==== Input data ====

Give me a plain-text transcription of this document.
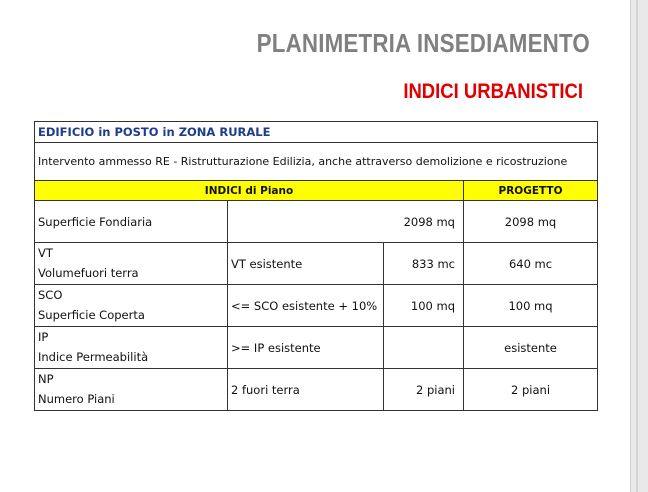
PLANIMETRIA INSEDIAMENTO
INDICI URBANISTICI
EDIFICIO in POSTO in ZONA RURALE			
Intervento ammesso RE - Ristrutturazione Edilizia, anche attraverso demolizione e ricostruzione			
INDICI di Piano			PROGETTO
Superficie Fondiaria	2098 mq		2098 mq
VT
Volumefuori terra	VT esistente	833 mc	640 mc
SCO
Superficie Coperta	<= SCO esistente + 10%	100 mq	100 mq
IP
Indice Permeabilità	>= IP esistente		esistente
NP
Numero Piani	2 fuori terra	2 piani	2 piani
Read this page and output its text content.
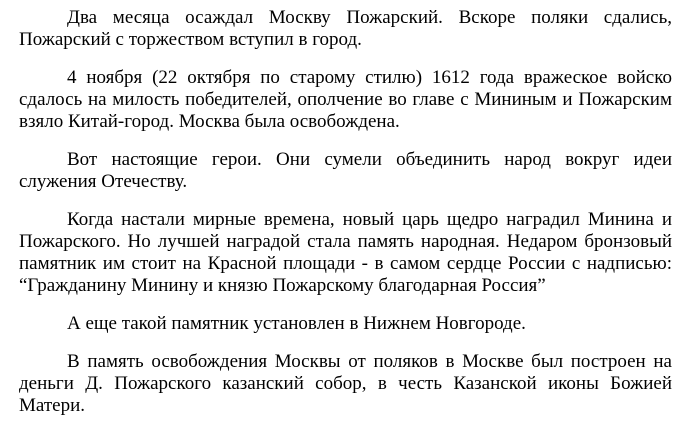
Два месяца осаждал Москву Пожарский. Вскоре поляки сдались, Пожарский с торжеством вступил в город.

4 ноября (22 октября по старому стилю) 1612 года вражеское войско сдалось на милость победителей, ополчение во главе с Мининым и Пожарским взяло Китай-город. Москва была освобождена.

Вот настоящие герои. Они сумели объединить народ вокруг идеи служения Отечеству.

Когда настали мирные времена, новый царь щедро наградил Минина и Пожарского. Но лучшей наградой стала память народная. Недаром бронзовый памятник им стоит на Красной площади - в самом сердце России с надписью: “Гражданину Минину и князю Пожарскому благодарная Россия”

А еще такой памятник установлен в Нижнем Новгороде.

В память освобождения Москвы от поляков в Москве был построен на деньги Д. Пожарского казанский собор, в честь Казанской иконы Божией Матери.
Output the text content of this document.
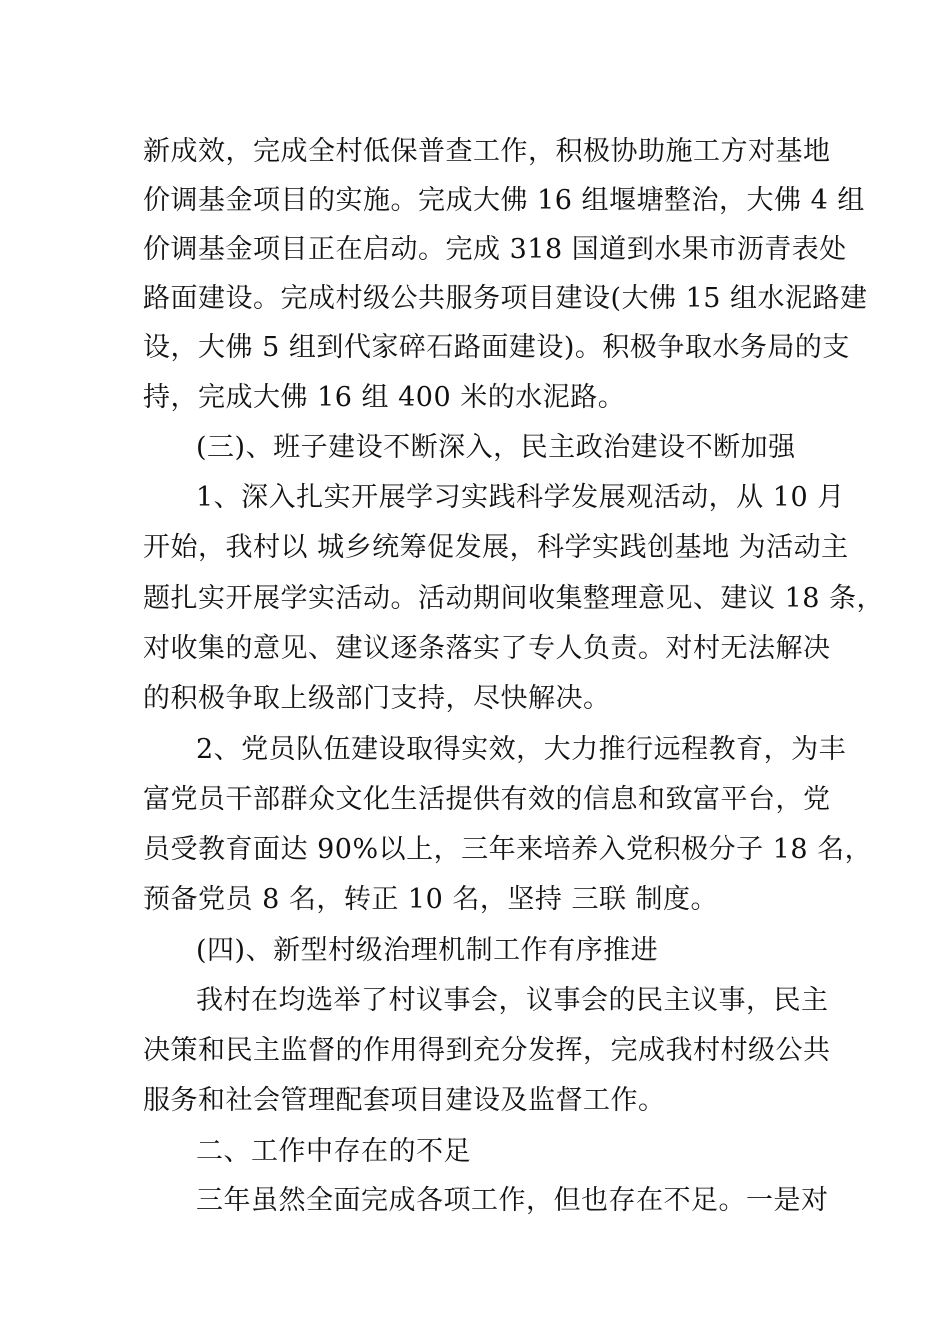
新成效，完成全村低保普查工作，积极协助施工方对基地
价调基金项目的实施。完成大佛 16 组堰塘整治，大佛 4 组
价调基金项目正在启动。完成 318 国道到水果市沥青表处
路面建设。完成村级公共服务项目建设(大佛 15 组水泥路建
设，大佛 5 组到代家碎石路面建设)。积极争取水务局的支
持，完成大佛 16 组 400 米的水泥路。
(三)、班子建设不断深入，民主政治建设不断加强
1、深入扎实开展学习实践科学发展观活动，从 10 月
开始，我村以 城乡统筹促发展，科学实践创基地 为活动主
题扎实开展学实活动。活动期间收集整理意见、建议 18 条，
对收集的意见、建议逐条落实了专人负责。对村无法解决
的积极争取上级部门支持，尽快解决。
2、党员队伍建设取得实效，大力推行远程教育，为丰
富党员干部群众文化生活提供有效的信息和致富平台，党
员受教育面达 90%以上，三年来培养入党积极分子 18 名，
预备党员 8 名，转正 10 名，坚持 三联 制度。
(四)、新型村级治理机制工作有序推进
我村在均选举了村议事会，议事会的民主议事，民主
决策和民主监督的作用得到充分发挥，完成我村村级公共
服务和社会管理配套项目建设及监督工作。
二、工作中存在的不足
三年虽然全面完成各项工作，但也存在不足。一是对
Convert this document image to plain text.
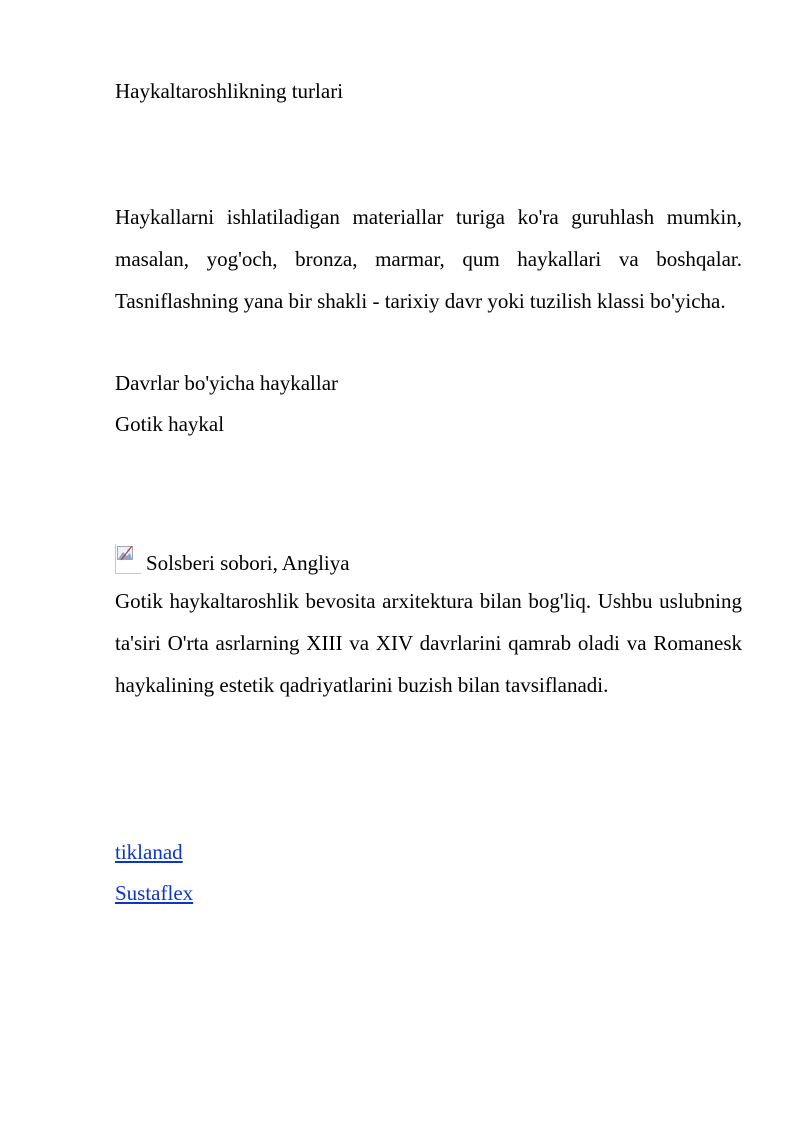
Haykaltaroshlikning turlari
Haykallarni ishlatiladigan materiallar turiga ko'ra guruhlash mumkin, masalan, yog'och, bronza, marmar, qum haykallari va boshqalar. Tasniflashning yana bir shakli - tarixiy davr yoki tuzilish klassi bo'yicha.
Davrlar bo'yicha haykallar
Gotik haykal
Solsberi sobori, Angliya
Gotik haykaltaroshlik bevosita arxitektura bilan bog'liq. Ushbu uslubning ta'siri O'rta asrlarning XIII va XIV davrlarini qamrab oladi va Romanesk haykalining estetik qadriyatlarini buzish bilan tavsiflanadi.
tiklanad
Sustaflex
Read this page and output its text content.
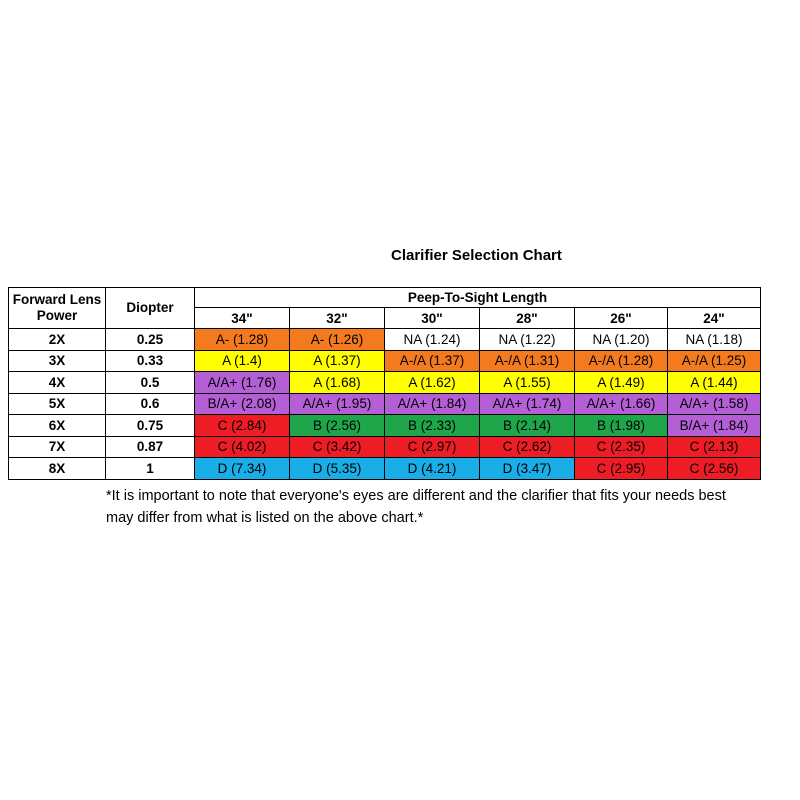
Clarifier Selection Chart
Forward Lens Power	Diopter	Peep-To-Sight Length					
		34"	32"	30"	28"	26"	24"
2X	0.25	A- (1.28)	A- (1.26)	NA (1.24)	NA (1.22)	NA (1.20)	NA (1.18)
3X	0.33	A (1.4)	A (1.37)	A-/A (1.37)	A-/A (1.31)	A-/A (1.28)	A-/A (1.25)
4X	0.5	A/A+ (1.76)	A (1.68)	A (1.62)	A (1.55)	A (1.49)	A (1.44)
5X	0.6	B/A+ (2.08)	A/A+ (1.95)	A/A+ (1.84)	A/A+ (1.74)	A/A+ (1.66)	A/A+ (1.58)
6X	0.75	C (2.84)	B (2.56)	B (2.33)	B (2.14)	B (1.98)	B/A+ (1.84)
7X	0.87	C (4.02)	C (3.42)	C (2.97)	C (2.62)	C (2.35)	C (2.13)
8X	1	D (7.34)	D (5.35)	D (4.21)	D (3.47)	C (2.95)	C (2.56)
*It is important to note that everyone's eyes are different and the clarifier that fits your needs best may differ from what is listed on the above chart.*
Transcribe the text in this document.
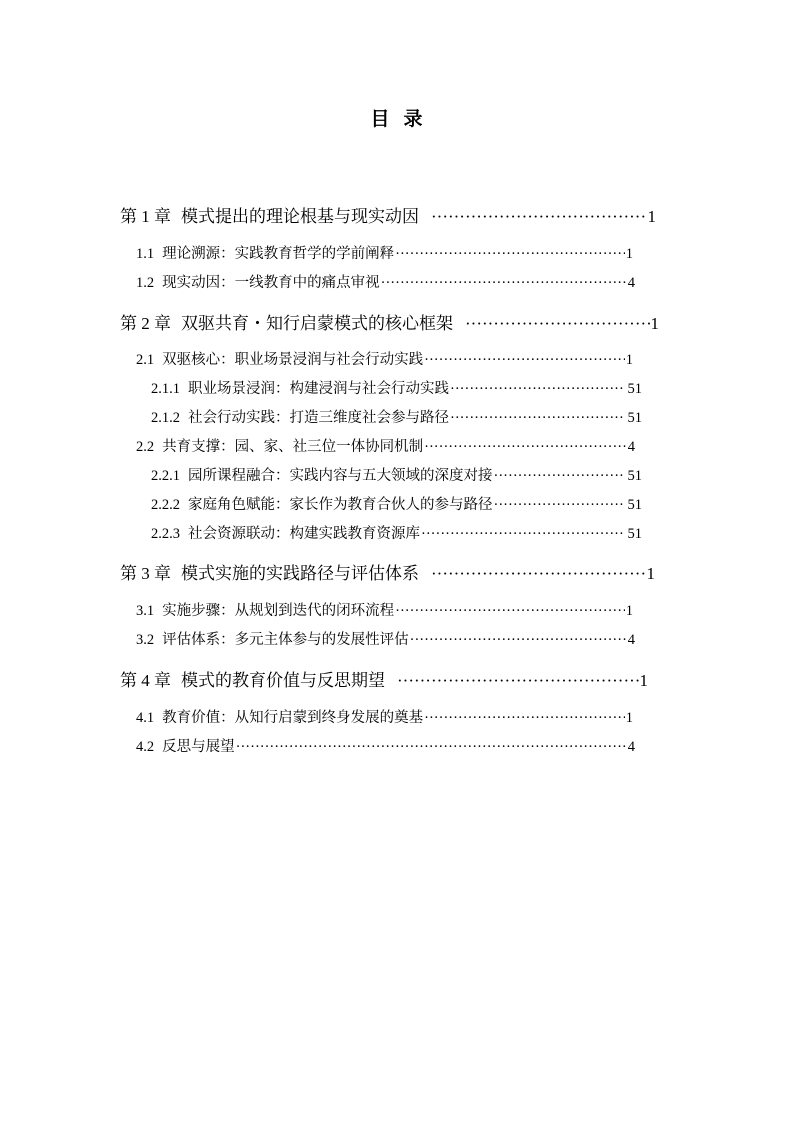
目录
第 1 章 模式提出的理论根基与现实动因 ·····	1
1.1 理论溯源：实践教育哲学的学前阐释 ·····	1
1.2 现实动因：一线教育中的痛点审视 ·····	4
第 2 章 双驱共育・知行启蒙模式的核心框架 ·····	1
2.1 双驱核心：职业场景浸润与社会行动实践 ·····	1
2.1.1 职业场景浸润：构建浸润与社会行动实践 ·····	51
2.1.2 社会行动实践：打造三维度社会参与路径 ·····	51
2.2 共育支撑：园、家、社三位一体协同机制 ·····	4
2.2.1 园所课程融合：实践内容与五大领域的深度对接 ·····	51
2.2.2 家庭角色赋能：家长作为教育合伙人的参与路径 ·····	51
2.2.3 社会资源联动：构建实践教育资源库 ·····	51
第 3 章 模式实施的实践路径与评估体系 ·····	1
3.1 实施步骤：从规划到迭代的闭环流程 ·····	1
3.2 评估体系：多元主体参与的发展性评估 ·····	4
第 4 章 模式的教育价值与反思期望 ·····	1
4.1 教育价值：从知行启蒙到终身发展的奠基 ·····	1
4.2 反思与展望 ·····	4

====

Where a line of the records above holds the word "完成大佛", copy that line.

价调基金项目的实施。完成大佛 16 组堰塘整治，大佛 4 组
持，完成大佛 16 组 400 米的水泥路。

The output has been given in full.